** Start ITEMS **

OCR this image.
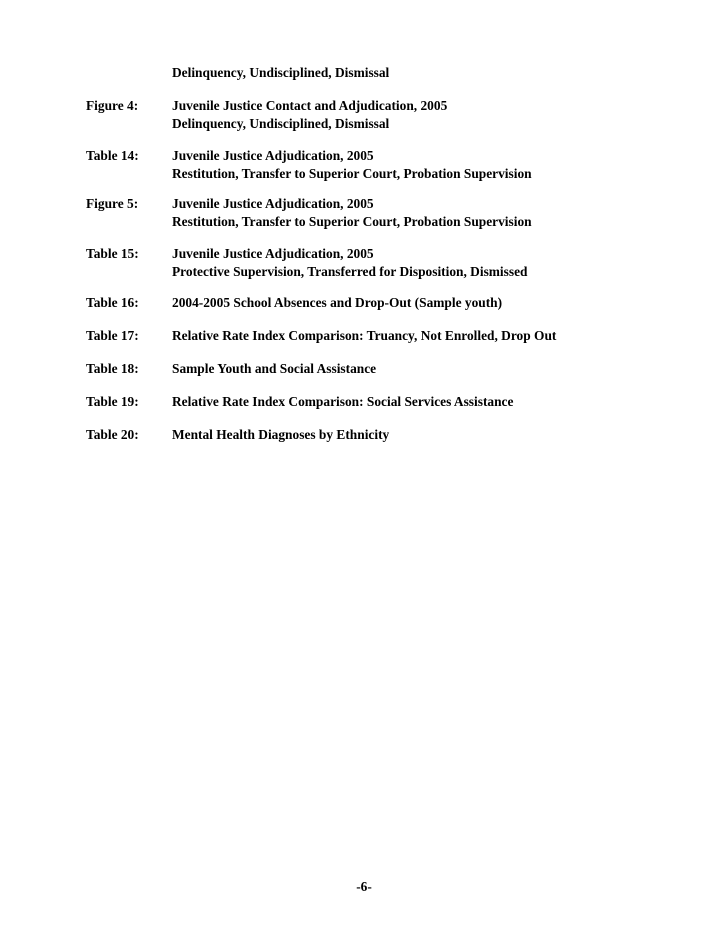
Delinquency, Undisciplined, Dismissal
Figure 4:	Juvenile Justice Contact and Adjudication, 2005
Delinquency, Undisciplined, Dismissal
Table 14: Juvenile Justice Adjudication, 2005
Restitution, Transfer to Superior Court, Probation Supervision
Figure 5:	Juvenile Justice Adjudication, 2005
Restitution, Transfer to Superior Court, Probation Supervision
Table 15: Juvenile Justice Adjudication, 2005
Protective Supervision, Transferred for Disposition, Dismissed
Table 16: 2004-2005 School Absences and Drop-Out (Sample youth)
Table 17: Relative Rate Index Comparison: Truancy, Not Enrolled, Drop Out
Table 18: Sample Youth and Social Assistance
Table 19: Relative Rate Index Comparison: Social Services Assistance
Table 20: Mental Health Diagnoses by Ethnicity
-6-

** End ITEMS **

● EXERCISE PROMPT:
Return the entries unchanged, save for the pictures, which do not belong in the copy.

● FINAL RESULT:
OCR this image.
Delinquency, Undisciplined, Dismissal
Figure 4:	Juvenile Justice Contact and Adjudication, 2005
Delinquency, Undisciplined, Dismissal
Table 14: Juvenile Justice Adjudication, 2005
Restitution, Transfer to Superior Court, Probation Supervision
Figure 5:	Juvenile Justice Adjudication, 2005
Restitution, Transfer to Superior Court, Probation Supervision
Table 15: Juvenile Justice Adjudication, 2005
Protective Supervision, Transferred for Disposition, Dismissed
Table 16: 2004-2005 School Absences and Drop-Out (Sample youth)
Table 17: Relative Rate Index Comparison: Truancy, Not Enrolled, Drop Out
Table 18: Sample Youth and Social Assistance
Table 19: Relative Rate Index Comparison: Social Services Assistance
Table 20: Mental Health Diagnoses by Ethnicity
-6-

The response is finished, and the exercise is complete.